▶ **WORK REQUIRED**
The records should be written out in full, with nothing altered.

[Start DATA ROWS]

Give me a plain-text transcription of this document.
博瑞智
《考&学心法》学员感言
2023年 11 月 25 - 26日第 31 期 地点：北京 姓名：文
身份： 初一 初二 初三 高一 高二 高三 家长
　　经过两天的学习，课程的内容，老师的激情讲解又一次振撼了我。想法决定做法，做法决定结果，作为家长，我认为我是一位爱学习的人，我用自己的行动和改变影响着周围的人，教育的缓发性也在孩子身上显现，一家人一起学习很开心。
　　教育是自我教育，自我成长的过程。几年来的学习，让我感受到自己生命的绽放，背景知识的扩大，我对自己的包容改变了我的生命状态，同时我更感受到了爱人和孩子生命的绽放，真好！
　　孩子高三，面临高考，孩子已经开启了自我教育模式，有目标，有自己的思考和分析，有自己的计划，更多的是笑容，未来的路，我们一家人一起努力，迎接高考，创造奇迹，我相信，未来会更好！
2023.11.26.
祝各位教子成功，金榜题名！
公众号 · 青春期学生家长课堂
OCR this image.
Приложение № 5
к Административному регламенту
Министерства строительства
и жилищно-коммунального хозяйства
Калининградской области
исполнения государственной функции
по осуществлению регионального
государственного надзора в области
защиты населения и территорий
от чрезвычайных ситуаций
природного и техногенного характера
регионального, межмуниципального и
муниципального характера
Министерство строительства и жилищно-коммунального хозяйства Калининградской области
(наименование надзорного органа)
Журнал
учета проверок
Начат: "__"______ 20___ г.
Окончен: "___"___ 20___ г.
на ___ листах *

[End DATA ROWS]

▶ **WRITTEN SOLUTION**
Give me a plain-text transcription of this document.
博瑞智
《考&学心法》学员感言
2023年 11 月 25 - 26日第 31 期 地点：北京 姓名：文
身份： 初一 初二 初三 高一 高二 高三 家长
　　经过两天的学习，课程的内容，老师的激情讲解又一次振撼了我。想法决定做法，做法决定结果，作为家长，我认为我是一位爱学习的人，我用自己的行动和改变影响着周围的人，教育的缓发性也在孩子身上显现，一家人一起学习很开心。
　　教育是自我教育，自我成长的过程。几年来的学习，让我感受到自己生命的绽放，背景知识的扩大，我对自己的包容改变了我的生命状态，同时我更感受到了爱人和孩子生命的绽放，真好！
　　孩子高三，面临高考，孩子已经开启了自我教育模式，有目标，有自己的思考和分析，有自己的计划，更多的是笑容，未来的路，我们一家人一起努力，迎接高考，创造奇迹，我相信，未来会更好！
2023.11.26.
祝各位教子成功，金榜题名！
公众号 · 青春期学生家长课堂
OCR this image.
Приложение № 5
к Административному регламенту
Министерства строительства
и жилищно-коммунального хозяйства
Калининградской области
исполнения государственной функции
по осуществлению регионального
государственного надзора в области
защиты населения и территорий
от чрезвычайных ситуаций
природного и техногенного характера
регионального, межмуниципального и
муниципального характера
Министерство строительства и жилищно-коммунального хозяйства Калининградской области
(наименование надзорного органа)
Журнал
учета проверок
Начат: "__"______ 20___ г.
Окончен: "___"___ 20___ г.
на ___ листах *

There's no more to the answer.